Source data
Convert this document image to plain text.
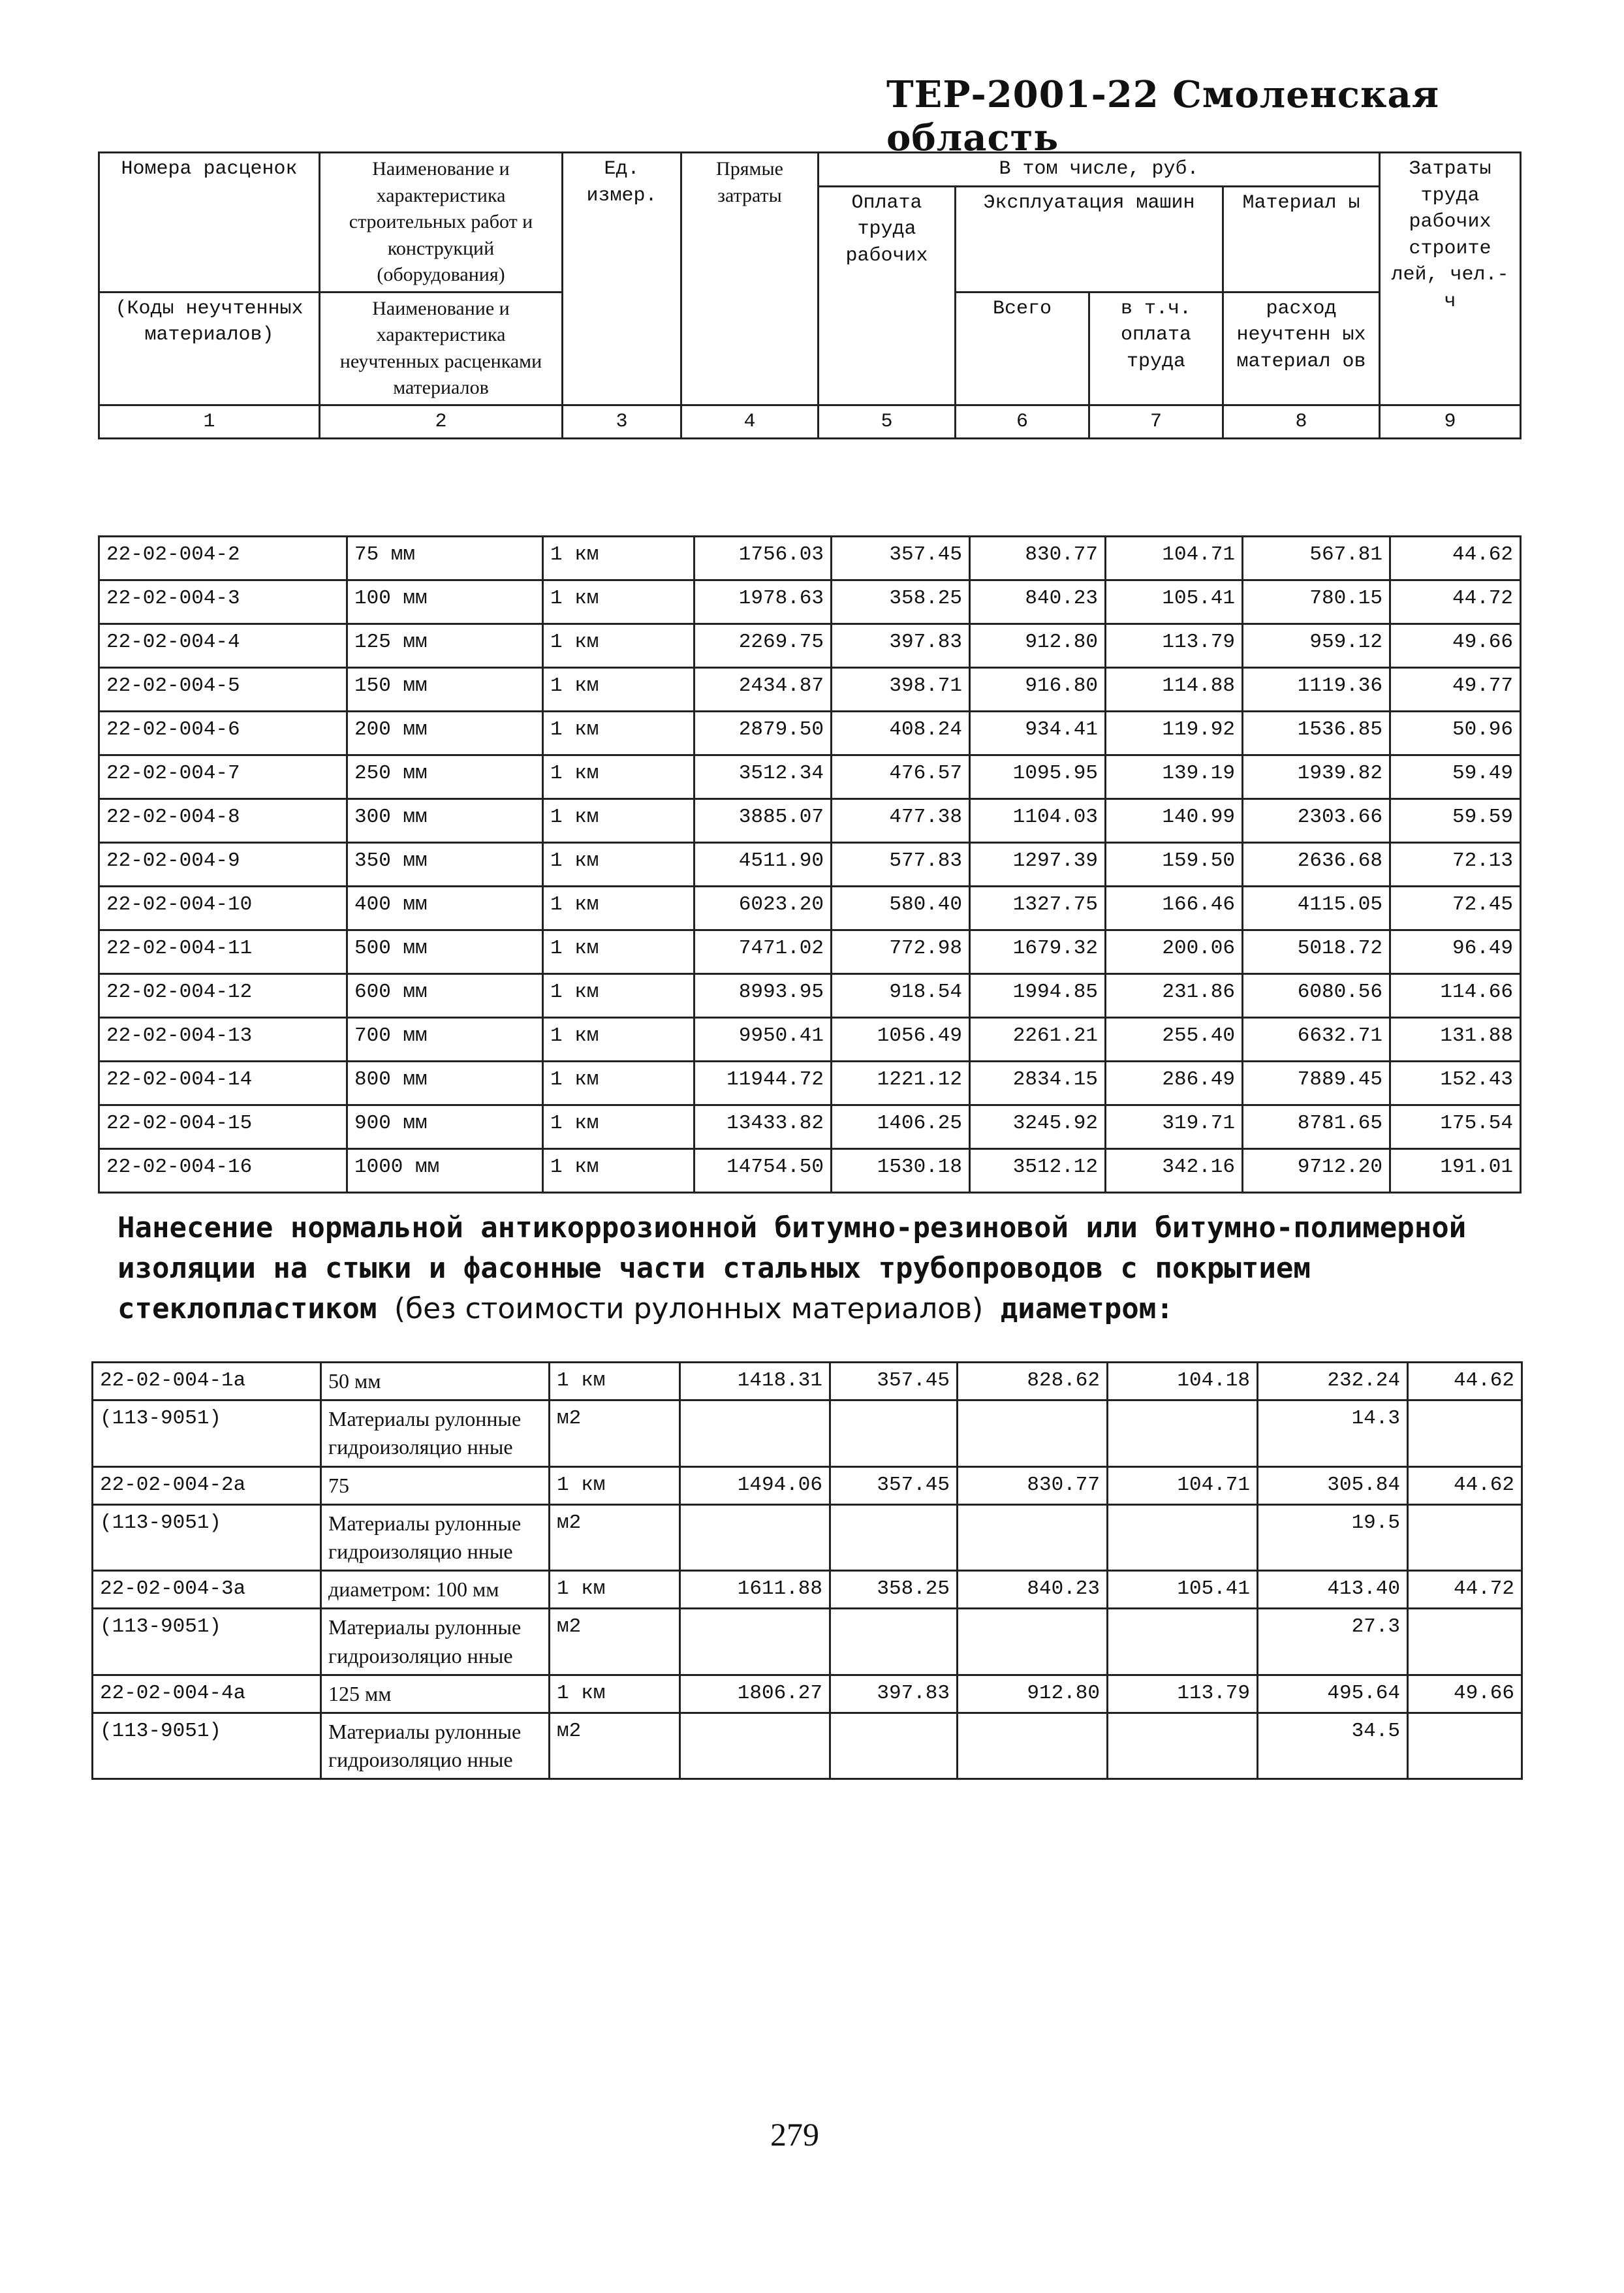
ТЕР-2001-22 Смоленская область
Номера расценок	Наименование и характеристика строительных работ и конструкций (оборудования)	Ед. измер.	Прямые затраты	В том числе, руб.				Затраты труда рабочих строите лей, чел.-ч
				Оплата труда рабочих	Эксплуатация машин		Материал ы	
(Коды неучтенных материалов)	Наименование и характеристика неучтенных расценками материалов				Всего	в т.ч. оплата труда	расход неучтенн ых материал ов	
1	2	3	4	5	6	7	8	9
22-02-004-2	75 мм	1 км	1756.03	357.45	830.77	104.71	567.81	44.62
22-02-004-3	100 мм	1 км	1978.63	358.25	840.23	105.41	780.15	44.72
22-02-004-4	125 мм	1 км	2269.75	397.83	912.80	113.79	959.12	49.66
22-02-004-5	150 мм	1 км	2434.87	398.71	916.80	114.88	1119.36	49.77
22-02-004-6	200 мм	1 км	2879.50	408.24	934.41	119.92	1536.85	50.96
22-02-004-7	250 мм	1 км	3512.34	476.57	1095.95	139.19	1939.82	59.49
22-02-004-8	300 мм	1 км	3885.07	477.38	1104.03	140.99	2303.66	59.59
22-02-004-9	350 мм	1 км	4511.90	577.83	1297.39	159.50	2636.68	72.13
22-02-004-10	400 мм	1 км	6023.20	580.40	1327.75	166.46	4115.05	72.45
22-02-004-11	500 мм	1 км	7471.02	772.98	1679.32	200.06	5018.72	96.49
22-02-004-12	600 мм	1 км	8993.95	918.54	1994.85	231.86	6080.56	114.66
22-02-004-13	700 мм	1 км	9950.41	1056.49	2261.21	255.40	6632.71	131.88
22-02-004-14	800 мм	1 км	11944.72	1221.12	2834.15	286.49	7889.45	152.43
22-02-004-15	900 мм	1 км	13433.82	1406.25	3245.92	319.71	8781.65	175.54
22-02-004-16	1000 мм	1 км	14754.50	1530.18	3512.12	342.16	9712.20	191.01
Нанесение нормальной антикоррозионной битумно-резиновой или битумно-полимерной изоляции на стыки и фасонные части стальных трубопроводов с покрытием стеклопластиком (без стоимости рулонных материалов) диаметром:
22-02-004-1а	50 мм	1 км	1418.31	357.45	828.62	104.18	232.24	44.62
(113-9051)	Материалы рулонные гидроизоляцио нные	м2					14.3	
22-02-004-2а	75	1 км	1494.06	357.45	830.77	104.71	305.84	44.62
(113-9051)	Материалы рулонные гидроизоляцио нные	м2					19.5	
22-02-004-3а	диаметром: 100 мм	1 км	1611.88	358.25	840.23	105.41	413.40	44.72
(113-9051)	Материалы рулонные гидроизоляцио нные	м2					27.3	
22-02-004-4а	125 мм	1 км	1806.27	397.83	912.80	113.79	495.64	49.66
(113-9051)	Материалы рулонные гидроизоляцио нные	м2					34.5	
279
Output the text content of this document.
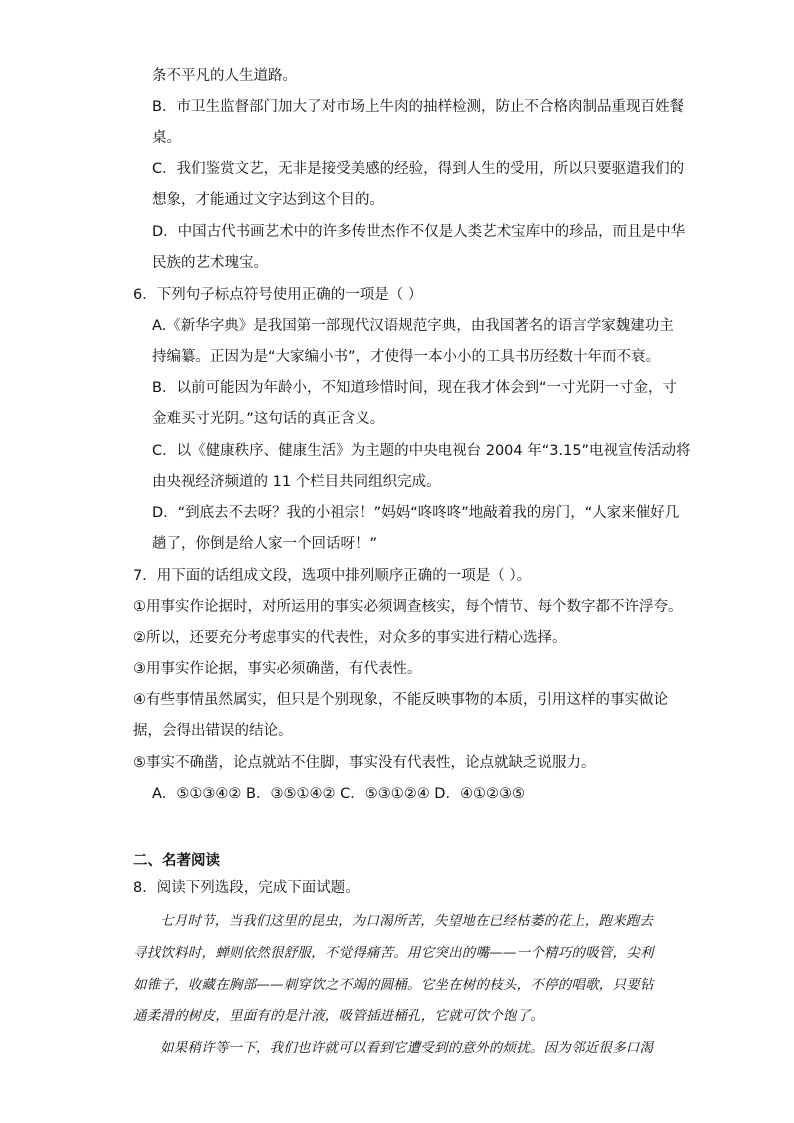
条不平凡的人生道路。
B．市卫生监督部门加大了对市场上牛肉的抽样检测，防止不合格肉制品重现百姓餐
桌。
C．我们鉴赏文艺，无非是接受美感的经验，得到人生的受用，所以只要驱遣我们的
想象，才能通过文字达到这个目的。
D．中国古代书画艺术中的许多传世杰作不仅是人类艺术宝库中的珍品，而且是中华
民族的艺术瑰宝。
6．下列句子标点符号使用正确的一项是（ ）
A.《新华字典》是我国第一部现代汉语规范字典，由我国著名的语言学家魏建功主
持编纂。正因为是“大家编小书”，才使得一本小小的工具书历经数十年而不衰。
B．以前可能因为年龄小，不知道珍惜时间，现在我才体会到“一寸光阴一寸金，寸
金难买寸光阴。”这句话的真正含义。
C．以《健康秩序、健康生活》为主题的中央电视台 2004 年“3.15”电视宣传活动将
由央视经济频道的 11 个栏目共同组织完成。
D．“到底去不去呀？我的小祖宗！”妈妈“咚咚咚”地敲着我的房门，“人家来催好几
趟了，你倒是给人家一个回话呀！”
7．用下面的话组成文段，选项中排列顺序正确的一项是（ ）。
①用事实作论据时，对所运用的事实必须调查核实，每个情节、每个数字都不许浮夸。
②所以，还要充分考虑事实的代表性，对众多的事实进行精心选择。
③用事实作论据，事实必须确凿，有代表性。
④有些事情虽然属实，但只是个别现象，不能反映事物的本质，引用这样的事实做论
据，会得出错误的结论。
⑤事实不确凿，论点就站不住脚，事实没有代表性，论点就缺乏说服力。
A．⑤①③④② B．③⑤①④② C．⑤③①②④ D．④①②③⑤
二、名著阅读
8．阅读下列选段，完成下面试题。
七月时节，当我们这里的昆虫，为口渴所苦，失望地在已经枯萎的花上，跑来跑去
寻找饮料时，蝉则依然很舒服，不觉得痛苦。用它突出的嘴——一个精巧的吸管，尖利
如锥子，收藏在胸部——刺穿饮之不竭的圆桶。它坐在树的枝头，不停的唱歌，只要钻
通柔滑的树皮，里面有的是汁液，吸管插进桶孔，它就可饮个饱了。
如果稍许等一下，我们也许就可以看到它遭受到的意外的烦扰。因为邻近很多口渴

## WORK REQUIRED
Quote every line word for word and keep the images out of the copy.

## SOLUTION TO THE EXERCISE
Convert this document image to plain text.
ТЕР-2001-22 Смоленская область
Номера расценок	Наименование и характеристика строительных работ и конструкций (оборудования)	Ед. измер.	Прямые затраты	В том числе, руб.				Затраты труда рабочих строите лей, чел.-ч
				Оплата труда рабочих	Эксплуатация машин		Материал ы	
(Коды неучтенных материалов)	Наименование и характеристика неучтенных расценками материалов				Всего	в т.ч. оплата труда	расход неучтенн ых материал ов	
1	2	3	4	5	6	7	8	9
22-02-004-2	75 мм	1 км	1756.03	357.45	830.77	104.71	567.81	44.62
22-02-004-3	100 мм	1 км	1978.63	358.25	840.23	105.41	780.15	44.72
22-02-004-4	125 мм	1 км	2269.75	397.83	912.80	113.79	959.12	49.66
22-02-004-5	150 мм	1 км	2434.87	398.71	916.80	114.88	1119.36	49.77
22-02-004-6	200 мм	1 км	2879.50	408.24	934.41	119.92	1536.85	50.96
22-02-004-7	250 мм	1 км	3512.34	476.57	1095.95	139.19	1939.82	59.49
22-02-004-8	300 мм	1 км	3885.07	477.38	1104.03	140.99	2303.66	59.59
22-02-004-9	350 мм	1 км	4511.90	577.83	1297.39	159.50	2636.68	72.13
22-02-004-10	400 мм	1 км	6023.20	580.40	1327.75	166.46	4115.05	72.45
22-02-004-11	500 мм	1 км	7471.02	772.98	1679.32	200.06	5018.72	96.49
22-02-004-12	600 мм	1 км	8993.95	918.54	1994.85	231.86	6080.56	114.66
22-02-004-13	700 мм	1 км	9950.41	1056.49	2261.21	255.40	6632.71	131.88
22-02-004-14	800 мм	1 км	11944.72	1221.12	2834.15	286.49	7889.45	152.43
22-02-004-15	900 мм	1 км	13433.82	1406.25	3245.92	319.71	8781.65	175.54
22-02-004-16	1000 мм	1 км	14754.50	1530.18	3512.12	342.16	9712.20	191.01
Нанесение нормальной антикоррозионной битумно-резиновой или битумно-полимерной изоляции на стыки и фасонные части стальных трубопроводов с покрытием стеклопластиком (без стоимости рулонных материалов) диаметром:
22-02-004-1а	50 мм	1 км	1418.31	357.45	828.62	104.18	232.24	44.62
(113-9051)	Материалы рулонные гидроизоляцио нные	м2					14.3	
22-02-004-2а	75	1 км	1494.06	357.45	830.77	104.71	305.84	44.62
(113-9051)	Материалы рулонные гидроизоляцио нные	м2					19.5	
22-02-004-3а	диаметром: 100 мм	1 км	1611.88	358.25	840.23	105.41	413.40	44.72
(113-9051)	Материалы рулонные гидроизоляцио нные	м2					27.3	
22-02-004-4а	125 мм	1 км	1806.27	397.83	912.80	113.79	495.64	49.66
(113-9051)	Материалы рулонные гидроизоляцио нные	м2					34.5	
279
Output the text content of this document.
条不平凡的人生道路。
B．市卫生监督部门加大了对市场上牛肉的抽样检测，防止不合格肉制品重现百姓餐
桌。
C．我们鉴赏文艺，无非是接受美感的经验，得到人生的受用，所以只要驱遣我们的
想象，才能通过文字达到这个目的。
D．中国古代书画艺术中的许多传世杰作不仅是人类艺术宝库中的珍品，而且是中华
民族的艺术瑰宝。
6．下列句子标点符号使用正确的一项是（ ）
A.《新华字典》是我国第一部现代汉语规范字典，由我国著名的语言学家魏建功主
持编纂。正因为是“大家编小书”，才使得一本小小的工具书历经数十年而不衰。
B．以前可能因为年龄小，不知道珍惜时间，现在我才体会到“一寸光阴一寸金，寸
金难买寸光阴。”这句话的真正含义。
C．以《健康秩序、健康生活》为主题的中央电视台 2004 年“3.15”电视宣传活动将
由央视经济频道的 11 个栏目共同组织完成。
D．“到底去不去呀？我的小祖宗！”妈妈“咚咚咚”地敲着我的房门，“人家来催好几
趟了，你倒是给人家一个回话呀！”
7．用下面的话组成文段，选项中排列顺序正确的一项是（ ）。
①用事实作论据时，对所运用的事实必须调查核实，每个情节、每个数字都不许浮夸。
②所以，还要充分考虑事实的代表性，对众多的事实进行精心选择。
③用事实作论据，事实必须确凿，有代表性。
④有些事情虽然属实，但只是个别现象，不能反映事物的本质，引用这样的事实做论
据，会得出错误的结论。
⑤事实不确凿，论点就站不住脚，事实没有代表性，论点就缺乏说服力。
A．⑤①③④② B．③⑤①④② C．⑤③①②④ D．④①②③⑤
二、名著阅读
8．阅读下列选段，完成下面试题。
七月时节，当我们这里的昆虫，为口渴所苦，失望地在已经枯萎的花上，跑来跑去
寻找饮料时，蝉则依然很舒服，不觉得痛苦。用它突出的嘴——一个精巧的吸管，尖利
如锥子，收藏在胸部——刺穿饮之不竭的圆桶。它坐在树的枝头，不停的唱歌，只要钻
通柔滑的树皮，里面有的是汁液，吸管插进桶孔，它就可饮个饱了。
如果稍许等一下，我们也许就可以看到它遭受到的意外的烦扰。因为邻近很多口渴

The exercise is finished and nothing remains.